What the task asks: What does the forum thread on "boule," "balle," and "ballon" call a very small boule?

— start Excerpt —

# boule / balle / ballon



## semiller

What's the fine difference between these words that all mean "ball?"  Merci!


----------



## julieb01

Hello semiller,
 A boule is smaller than a balle. And a balle is smaller than a ballon.
In French, we talk about a : 
boule de pétanque
balle de tennis
ballon de basket


----------



## sophievm

Sauf qu'une balle de golf est plus petite qu'une boule de pétanque !
En fait, il n'y a pas de systématicité en fonction de la taille, j'ai l'impression que c'est l'usage qui détermine quel mot utiliser dans chaque cas.


----------



## julieb01

Et oui Sophie, j'ai l'impression qui'une balle est toujours plus petite qu'un ballon. Quant aux boules, ça m'a l'air d'être des balles et ballons en plus lourds, comme les boules de pétanque, de bowling, de billard, ...


----------



## AurélienD

semiller said:
			
		

> What's the fine difference between these words that all mean "ball?"  Merci!



Hi,

Balle and ballon is mainly used in sports. A 'balle' is smaller than a 'ballon'.

Boule is a little more complicated... it could be small or big.
*I think the purpose of a 'boule' is to roll*, You do not throw a 'boule' like in tennis or volleyball.
A boule is used in bowling, billard (snooker ?). A very small 'boule' is a 'bille' (used in flipper).


----------



## Agnès E.

AurélienD said:
			
		

> Boule is a little more complicated... it could be small or big.
> *I think the purpose of a 'boule' is to roll*, You do not throw a 'boule' like in tennis or volleyball.
> A boule is used in bowling, billard (snooker ?). A very small 'boule' is a 'bille' (used in flipper).


Yes, "boule" is something that you do not throw using your mere hands!

— end Excerpt —
— start Data provided —

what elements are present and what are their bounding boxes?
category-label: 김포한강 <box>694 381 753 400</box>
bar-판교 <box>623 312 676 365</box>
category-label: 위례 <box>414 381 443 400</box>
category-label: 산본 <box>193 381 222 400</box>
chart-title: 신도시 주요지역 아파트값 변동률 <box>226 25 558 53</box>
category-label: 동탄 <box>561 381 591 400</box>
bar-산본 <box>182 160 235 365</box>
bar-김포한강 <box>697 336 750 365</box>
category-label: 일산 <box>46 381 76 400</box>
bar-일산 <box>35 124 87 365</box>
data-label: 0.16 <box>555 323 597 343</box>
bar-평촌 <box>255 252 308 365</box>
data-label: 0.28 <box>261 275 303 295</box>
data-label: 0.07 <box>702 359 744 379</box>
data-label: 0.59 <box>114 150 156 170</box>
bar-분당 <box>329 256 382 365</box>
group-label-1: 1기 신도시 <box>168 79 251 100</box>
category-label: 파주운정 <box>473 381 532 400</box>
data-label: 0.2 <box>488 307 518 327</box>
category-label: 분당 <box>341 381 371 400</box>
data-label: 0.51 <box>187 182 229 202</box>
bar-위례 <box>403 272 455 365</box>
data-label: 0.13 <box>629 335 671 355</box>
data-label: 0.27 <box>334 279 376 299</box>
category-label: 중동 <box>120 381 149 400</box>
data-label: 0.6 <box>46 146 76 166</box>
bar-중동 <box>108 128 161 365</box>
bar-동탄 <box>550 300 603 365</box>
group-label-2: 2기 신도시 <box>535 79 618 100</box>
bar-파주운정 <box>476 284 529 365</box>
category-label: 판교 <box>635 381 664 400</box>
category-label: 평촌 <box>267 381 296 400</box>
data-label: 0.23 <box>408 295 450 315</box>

— end Data provided —

Result for this exercise: A bille.